▸ **Page extract**:
★ ★ ★ ★ ★

“What goes on four feet in the morning, two feet at noon, and three feet in the evening?” ~ Modified Riddle of the Sphinx
I’ve never been quite sure what is meant by the phrase “aging with grace”. How is this done? Is this a competition? Are there style points given? I’m not sure what’s “graceful” about watching time go by and accumulating a head full of memories. I happen to think the aging process is kind of absurd. For example, a few years ago I got my first gray hair. Not on my head, mind you. This was in my eyebrow. At first I thought it must be a really blonde hair but I pulled it out and examined it and sure enough… gray hair. I thought this was odd. I reasoned that getting a gray hair in your eyebrow is probably the second worst location where it can show up. (The first being due south. That’s just gross and depressing)
I wondered about this hair. How did it get there? Was it on its way to my head and somehow got lost? Did it use MapQuest? Did it take a wrong turn in Albuquerque? Did it ask a woman for directions? (Yes, I’m a chauvinist pig, I know.)
“So like… umm… you go up the face, right? And then you like… pass the nose and go by these totally cute eyelashes. They are sooo adorable, like Oh My God! So anyway, then you go by this thing that looks like… do you know my friend Jenni? No? Well she’s got this lamp that’s so cool. Anyway, look for the thing that looks like her lamp and then you’re gonna take a right… or is it left? Ok so like, you’re gonna take either a right or a left, I don’t remember and then you just keep going until you get to where you’ll see all this hair just all over the place. You can’t miss it.”
I can tell I’m getting old because I find it difficult sometimes to explain certain things from the past to my sons. Once I attempted to explain and describe a pinball machine. I told them it was an electronic game I played in my youth and my youngest asked, “Was it on X-Box or Wii?”

★ ★ ★ ★ ★

▸ **Assigned task 1**:
Reproduce word for word the stretch of the piece on aging from "I wondered about" through "pig, I know.)".
▸ **Assigned task 2**:
Answer these questions on the piece on aging:
(a) Where did the first gray hair appear?
(b) What did the writer first take that hair to be?
(c) What did the writer once try to explain and describe to the sons?

▸ **Dataset records**:
★ ★ ★ ★ ★

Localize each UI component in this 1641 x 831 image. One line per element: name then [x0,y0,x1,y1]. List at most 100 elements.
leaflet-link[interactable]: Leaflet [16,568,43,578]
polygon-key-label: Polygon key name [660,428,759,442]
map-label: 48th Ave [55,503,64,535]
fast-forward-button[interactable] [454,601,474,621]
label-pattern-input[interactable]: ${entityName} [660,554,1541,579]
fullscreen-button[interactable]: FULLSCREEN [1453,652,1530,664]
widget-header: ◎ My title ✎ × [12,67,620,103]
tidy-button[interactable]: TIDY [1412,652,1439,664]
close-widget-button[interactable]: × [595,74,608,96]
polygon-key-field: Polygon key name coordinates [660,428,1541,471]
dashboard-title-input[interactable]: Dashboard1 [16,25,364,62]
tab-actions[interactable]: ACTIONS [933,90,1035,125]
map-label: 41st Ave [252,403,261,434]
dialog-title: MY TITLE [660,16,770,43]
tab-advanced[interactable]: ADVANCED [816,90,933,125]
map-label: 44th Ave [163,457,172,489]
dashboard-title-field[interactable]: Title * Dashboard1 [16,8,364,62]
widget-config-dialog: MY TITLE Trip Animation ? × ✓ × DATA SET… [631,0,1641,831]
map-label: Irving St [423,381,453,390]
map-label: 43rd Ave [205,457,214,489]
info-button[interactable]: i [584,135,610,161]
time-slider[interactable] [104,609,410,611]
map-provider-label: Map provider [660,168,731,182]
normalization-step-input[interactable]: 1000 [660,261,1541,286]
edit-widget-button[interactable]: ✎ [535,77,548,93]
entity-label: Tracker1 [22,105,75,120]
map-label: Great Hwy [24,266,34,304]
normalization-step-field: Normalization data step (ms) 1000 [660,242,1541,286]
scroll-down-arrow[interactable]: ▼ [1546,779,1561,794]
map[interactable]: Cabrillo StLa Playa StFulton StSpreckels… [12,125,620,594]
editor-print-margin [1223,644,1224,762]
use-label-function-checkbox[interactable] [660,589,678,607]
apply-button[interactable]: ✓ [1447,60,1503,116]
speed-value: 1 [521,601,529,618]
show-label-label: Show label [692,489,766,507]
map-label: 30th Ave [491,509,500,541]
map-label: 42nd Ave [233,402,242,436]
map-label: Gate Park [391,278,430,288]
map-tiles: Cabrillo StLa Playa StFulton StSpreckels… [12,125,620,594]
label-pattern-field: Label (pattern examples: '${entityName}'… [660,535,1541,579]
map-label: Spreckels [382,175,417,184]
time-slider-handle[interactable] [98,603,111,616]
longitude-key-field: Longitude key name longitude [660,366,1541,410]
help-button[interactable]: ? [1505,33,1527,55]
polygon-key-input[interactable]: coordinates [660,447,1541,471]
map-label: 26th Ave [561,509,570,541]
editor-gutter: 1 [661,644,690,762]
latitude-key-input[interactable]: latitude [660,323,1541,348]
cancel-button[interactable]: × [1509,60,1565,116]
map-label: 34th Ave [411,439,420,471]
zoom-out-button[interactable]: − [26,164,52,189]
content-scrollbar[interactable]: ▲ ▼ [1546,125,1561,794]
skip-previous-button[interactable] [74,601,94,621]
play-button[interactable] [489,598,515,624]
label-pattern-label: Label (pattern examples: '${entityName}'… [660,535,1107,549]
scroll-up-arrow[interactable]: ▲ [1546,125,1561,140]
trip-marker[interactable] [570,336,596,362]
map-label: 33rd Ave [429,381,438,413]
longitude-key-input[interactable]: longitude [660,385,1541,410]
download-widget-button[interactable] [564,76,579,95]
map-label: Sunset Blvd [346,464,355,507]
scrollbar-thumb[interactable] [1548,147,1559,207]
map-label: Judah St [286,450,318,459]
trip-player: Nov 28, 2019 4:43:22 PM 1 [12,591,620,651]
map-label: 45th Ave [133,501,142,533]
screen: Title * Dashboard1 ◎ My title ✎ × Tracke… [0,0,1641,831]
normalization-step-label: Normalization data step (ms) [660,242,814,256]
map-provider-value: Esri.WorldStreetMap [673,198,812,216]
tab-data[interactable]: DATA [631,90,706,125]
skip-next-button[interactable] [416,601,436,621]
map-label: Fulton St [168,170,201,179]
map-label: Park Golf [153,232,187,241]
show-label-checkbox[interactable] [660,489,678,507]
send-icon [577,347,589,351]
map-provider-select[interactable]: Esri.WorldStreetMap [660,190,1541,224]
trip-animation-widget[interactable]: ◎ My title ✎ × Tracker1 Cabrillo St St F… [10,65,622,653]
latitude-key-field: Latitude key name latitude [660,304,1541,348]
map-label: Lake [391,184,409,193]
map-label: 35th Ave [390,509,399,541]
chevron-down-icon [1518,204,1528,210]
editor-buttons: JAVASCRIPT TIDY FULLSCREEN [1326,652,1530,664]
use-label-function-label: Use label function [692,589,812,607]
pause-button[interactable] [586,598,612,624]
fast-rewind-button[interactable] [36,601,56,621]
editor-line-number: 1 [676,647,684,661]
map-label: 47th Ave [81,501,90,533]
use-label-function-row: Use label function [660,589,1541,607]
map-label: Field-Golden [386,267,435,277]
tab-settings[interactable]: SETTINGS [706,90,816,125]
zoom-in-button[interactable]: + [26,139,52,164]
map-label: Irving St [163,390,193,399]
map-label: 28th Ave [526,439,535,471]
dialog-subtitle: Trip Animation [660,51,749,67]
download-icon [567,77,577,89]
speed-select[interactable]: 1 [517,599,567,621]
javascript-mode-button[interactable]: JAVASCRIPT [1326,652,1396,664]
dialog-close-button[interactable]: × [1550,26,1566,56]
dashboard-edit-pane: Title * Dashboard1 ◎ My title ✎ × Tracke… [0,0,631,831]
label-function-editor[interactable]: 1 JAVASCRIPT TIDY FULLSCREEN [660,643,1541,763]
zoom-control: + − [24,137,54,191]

★ ★ ★ ★ ★

▸ **Answer space 1**:
I wondered about this hair. How did it get there? Was it on its way to my head and somehow got lost? Did it use MapQuest? Did it take a wrong turn in Albuquerque? Did it ask a woman for directions? (Yes, I’m a chauvinist pig, I know.)

▸ **Answer space 2**:
(a) In an eyebrow.
(b) A really blonde hair.
(c) A pinball machine.